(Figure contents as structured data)
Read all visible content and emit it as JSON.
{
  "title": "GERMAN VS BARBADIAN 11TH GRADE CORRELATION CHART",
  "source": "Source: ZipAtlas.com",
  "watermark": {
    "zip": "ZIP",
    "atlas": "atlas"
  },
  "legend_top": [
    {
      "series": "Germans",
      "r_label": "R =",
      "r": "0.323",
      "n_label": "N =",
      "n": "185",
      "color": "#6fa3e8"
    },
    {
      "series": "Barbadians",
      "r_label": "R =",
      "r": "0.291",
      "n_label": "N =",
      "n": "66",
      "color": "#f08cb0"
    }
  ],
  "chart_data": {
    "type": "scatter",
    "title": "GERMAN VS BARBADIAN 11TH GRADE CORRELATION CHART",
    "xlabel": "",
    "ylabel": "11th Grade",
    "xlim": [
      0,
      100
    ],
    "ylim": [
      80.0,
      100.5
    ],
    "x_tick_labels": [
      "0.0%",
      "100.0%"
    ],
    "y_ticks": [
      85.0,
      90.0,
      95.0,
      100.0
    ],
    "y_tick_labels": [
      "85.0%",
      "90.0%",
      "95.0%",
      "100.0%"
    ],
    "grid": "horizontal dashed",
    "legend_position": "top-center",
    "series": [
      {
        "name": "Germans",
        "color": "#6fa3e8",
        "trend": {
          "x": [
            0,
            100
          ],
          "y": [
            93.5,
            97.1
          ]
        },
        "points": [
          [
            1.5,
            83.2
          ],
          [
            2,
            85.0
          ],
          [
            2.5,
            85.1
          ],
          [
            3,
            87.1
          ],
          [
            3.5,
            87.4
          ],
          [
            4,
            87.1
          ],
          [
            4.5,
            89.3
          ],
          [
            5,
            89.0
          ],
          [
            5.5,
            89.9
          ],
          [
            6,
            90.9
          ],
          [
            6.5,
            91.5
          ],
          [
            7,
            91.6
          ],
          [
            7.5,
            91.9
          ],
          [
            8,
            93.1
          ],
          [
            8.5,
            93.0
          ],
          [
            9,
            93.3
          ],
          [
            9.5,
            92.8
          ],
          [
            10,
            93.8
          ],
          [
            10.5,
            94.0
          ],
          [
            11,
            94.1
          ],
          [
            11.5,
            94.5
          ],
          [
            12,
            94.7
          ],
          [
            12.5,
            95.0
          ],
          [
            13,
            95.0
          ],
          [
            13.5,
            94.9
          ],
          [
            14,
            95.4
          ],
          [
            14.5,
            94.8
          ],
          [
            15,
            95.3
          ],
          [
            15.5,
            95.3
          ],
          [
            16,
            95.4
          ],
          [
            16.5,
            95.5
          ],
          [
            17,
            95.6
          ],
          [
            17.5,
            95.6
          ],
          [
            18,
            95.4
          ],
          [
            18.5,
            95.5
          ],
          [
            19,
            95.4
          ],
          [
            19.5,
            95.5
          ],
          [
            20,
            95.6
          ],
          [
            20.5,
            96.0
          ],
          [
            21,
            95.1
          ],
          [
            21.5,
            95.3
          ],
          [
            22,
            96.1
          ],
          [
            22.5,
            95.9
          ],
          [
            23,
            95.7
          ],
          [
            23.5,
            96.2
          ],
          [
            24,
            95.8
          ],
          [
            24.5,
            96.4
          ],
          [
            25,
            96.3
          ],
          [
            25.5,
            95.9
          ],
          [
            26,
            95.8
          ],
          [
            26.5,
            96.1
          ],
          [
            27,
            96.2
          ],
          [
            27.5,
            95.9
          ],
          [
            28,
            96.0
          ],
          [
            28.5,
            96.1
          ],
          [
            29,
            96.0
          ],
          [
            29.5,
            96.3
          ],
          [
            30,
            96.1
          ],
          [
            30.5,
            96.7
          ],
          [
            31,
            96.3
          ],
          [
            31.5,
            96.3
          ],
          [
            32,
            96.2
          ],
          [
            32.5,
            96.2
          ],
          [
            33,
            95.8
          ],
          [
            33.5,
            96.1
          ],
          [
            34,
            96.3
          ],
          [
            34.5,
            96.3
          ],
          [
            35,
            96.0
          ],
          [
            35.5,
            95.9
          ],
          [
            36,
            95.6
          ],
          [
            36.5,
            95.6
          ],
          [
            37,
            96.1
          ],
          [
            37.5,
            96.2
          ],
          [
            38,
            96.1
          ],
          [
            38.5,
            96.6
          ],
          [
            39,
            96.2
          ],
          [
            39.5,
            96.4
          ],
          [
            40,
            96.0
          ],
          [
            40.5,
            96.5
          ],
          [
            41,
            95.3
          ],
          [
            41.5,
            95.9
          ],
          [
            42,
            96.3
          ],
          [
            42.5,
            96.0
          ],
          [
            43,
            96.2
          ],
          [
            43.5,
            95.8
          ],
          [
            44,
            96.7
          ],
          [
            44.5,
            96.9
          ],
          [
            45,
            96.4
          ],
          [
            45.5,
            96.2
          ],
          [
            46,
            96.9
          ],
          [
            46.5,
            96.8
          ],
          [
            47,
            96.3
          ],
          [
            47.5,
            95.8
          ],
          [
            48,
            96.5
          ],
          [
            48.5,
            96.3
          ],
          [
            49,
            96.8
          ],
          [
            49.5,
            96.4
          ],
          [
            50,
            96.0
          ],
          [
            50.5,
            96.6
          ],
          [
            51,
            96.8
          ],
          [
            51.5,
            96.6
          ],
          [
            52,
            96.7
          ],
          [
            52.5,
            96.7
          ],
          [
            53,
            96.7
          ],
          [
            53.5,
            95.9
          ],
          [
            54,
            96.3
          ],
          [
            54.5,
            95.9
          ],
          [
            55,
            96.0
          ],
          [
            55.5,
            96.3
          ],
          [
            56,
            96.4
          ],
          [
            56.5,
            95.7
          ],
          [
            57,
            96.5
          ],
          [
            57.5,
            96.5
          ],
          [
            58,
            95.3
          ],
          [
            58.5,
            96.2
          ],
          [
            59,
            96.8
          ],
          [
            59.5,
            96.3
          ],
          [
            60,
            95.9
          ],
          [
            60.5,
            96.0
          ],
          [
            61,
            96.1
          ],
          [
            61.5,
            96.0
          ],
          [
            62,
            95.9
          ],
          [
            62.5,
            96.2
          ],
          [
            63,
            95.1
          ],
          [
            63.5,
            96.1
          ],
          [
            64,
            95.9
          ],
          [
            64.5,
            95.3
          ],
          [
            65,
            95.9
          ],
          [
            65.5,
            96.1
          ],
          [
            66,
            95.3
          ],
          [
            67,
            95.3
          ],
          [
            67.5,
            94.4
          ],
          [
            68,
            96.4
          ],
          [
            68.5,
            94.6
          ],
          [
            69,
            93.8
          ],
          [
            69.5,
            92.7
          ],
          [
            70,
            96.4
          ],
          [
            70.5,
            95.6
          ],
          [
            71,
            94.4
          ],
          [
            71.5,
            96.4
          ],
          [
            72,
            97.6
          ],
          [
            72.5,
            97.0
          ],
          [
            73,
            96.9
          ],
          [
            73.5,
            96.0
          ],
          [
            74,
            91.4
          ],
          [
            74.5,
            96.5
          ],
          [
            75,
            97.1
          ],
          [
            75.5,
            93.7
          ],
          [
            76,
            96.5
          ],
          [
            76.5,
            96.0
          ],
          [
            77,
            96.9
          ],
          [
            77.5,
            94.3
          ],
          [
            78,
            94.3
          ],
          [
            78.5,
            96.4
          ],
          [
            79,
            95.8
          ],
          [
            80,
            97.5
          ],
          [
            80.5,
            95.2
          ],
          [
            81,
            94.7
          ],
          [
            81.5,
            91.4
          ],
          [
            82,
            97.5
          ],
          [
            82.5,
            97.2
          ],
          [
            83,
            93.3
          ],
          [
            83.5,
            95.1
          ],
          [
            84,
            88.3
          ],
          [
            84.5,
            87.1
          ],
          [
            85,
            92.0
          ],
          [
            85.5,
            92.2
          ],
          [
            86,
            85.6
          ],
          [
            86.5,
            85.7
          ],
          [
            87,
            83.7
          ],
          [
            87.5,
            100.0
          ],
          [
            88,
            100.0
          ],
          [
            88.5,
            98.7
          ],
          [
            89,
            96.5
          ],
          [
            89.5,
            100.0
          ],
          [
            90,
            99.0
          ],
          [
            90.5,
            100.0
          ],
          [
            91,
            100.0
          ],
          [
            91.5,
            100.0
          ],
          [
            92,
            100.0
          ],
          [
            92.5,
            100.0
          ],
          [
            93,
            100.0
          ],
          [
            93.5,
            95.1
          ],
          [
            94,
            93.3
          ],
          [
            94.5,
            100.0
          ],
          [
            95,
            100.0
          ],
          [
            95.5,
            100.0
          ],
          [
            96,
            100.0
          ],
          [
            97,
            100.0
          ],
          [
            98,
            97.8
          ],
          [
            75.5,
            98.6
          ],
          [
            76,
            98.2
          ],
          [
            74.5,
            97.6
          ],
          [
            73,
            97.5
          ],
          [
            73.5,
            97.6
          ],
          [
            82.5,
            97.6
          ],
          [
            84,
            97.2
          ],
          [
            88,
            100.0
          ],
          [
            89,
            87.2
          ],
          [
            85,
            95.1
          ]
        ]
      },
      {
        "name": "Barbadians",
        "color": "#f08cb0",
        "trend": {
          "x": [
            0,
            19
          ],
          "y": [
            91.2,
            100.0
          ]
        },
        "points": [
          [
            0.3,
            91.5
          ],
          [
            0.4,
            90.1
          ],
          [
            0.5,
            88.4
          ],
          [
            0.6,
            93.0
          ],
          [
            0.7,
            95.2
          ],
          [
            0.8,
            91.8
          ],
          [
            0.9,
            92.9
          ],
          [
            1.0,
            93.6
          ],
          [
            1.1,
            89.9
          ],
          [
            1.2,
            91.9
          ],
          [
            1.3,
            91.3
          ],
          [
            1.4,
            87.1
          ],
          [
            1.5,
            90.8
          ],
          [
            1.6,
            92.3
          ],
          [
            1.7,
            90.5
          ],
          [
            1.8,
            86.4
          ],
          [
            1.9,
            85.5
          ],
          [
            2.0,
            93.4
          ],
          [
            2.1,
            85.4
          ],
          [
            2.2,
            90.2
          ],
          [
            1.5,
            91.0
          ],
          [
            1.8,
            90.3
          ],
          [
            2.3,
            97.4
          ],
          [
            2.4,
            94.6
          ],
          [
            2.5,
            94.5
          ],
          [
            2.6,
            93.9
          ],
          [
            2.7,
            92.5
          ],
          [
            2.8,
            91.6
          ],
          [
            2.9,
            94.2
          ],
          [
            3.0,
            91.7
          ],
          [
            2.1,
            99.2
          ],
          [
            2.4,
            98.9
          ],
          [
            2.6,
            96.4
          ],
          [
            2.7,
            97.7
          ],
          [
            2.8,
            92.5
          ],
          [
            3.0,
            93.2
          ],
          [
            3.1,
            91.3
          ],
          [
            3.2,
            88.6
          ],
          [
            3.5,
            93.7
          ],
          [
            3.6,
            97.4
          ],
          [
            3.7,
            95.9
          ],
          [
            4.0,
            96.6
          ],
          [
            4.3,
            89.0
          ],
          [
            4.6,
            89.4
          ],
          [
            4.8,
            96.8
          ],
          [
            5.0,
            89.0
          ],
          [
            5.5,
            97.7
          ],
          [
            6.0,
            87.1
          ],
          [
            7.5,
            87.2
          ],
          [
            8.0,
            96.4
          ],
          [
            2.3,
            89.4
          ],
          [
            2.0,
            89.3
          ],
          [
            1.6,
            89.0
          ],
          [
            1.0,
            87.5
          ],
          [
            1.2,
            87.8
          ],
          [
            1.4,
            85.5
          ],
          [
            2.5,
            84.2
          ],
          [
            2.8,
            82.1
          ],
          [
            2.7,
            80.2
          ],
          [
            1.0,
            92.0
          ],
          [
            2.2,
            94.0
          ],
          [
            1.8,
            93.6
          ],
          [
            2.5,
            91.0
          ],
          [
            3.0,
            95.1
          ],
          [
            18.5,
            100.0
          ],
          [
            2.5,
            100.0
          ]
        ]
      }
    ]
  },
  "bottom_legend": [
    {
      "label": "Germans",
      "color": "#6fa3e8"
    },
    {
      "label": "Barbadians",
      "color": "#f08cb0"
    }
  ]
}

* _Problem statement_: From the listing above, find the number of lines with the word "series" in them. Answer with the number only.

* _Exercise response_: 3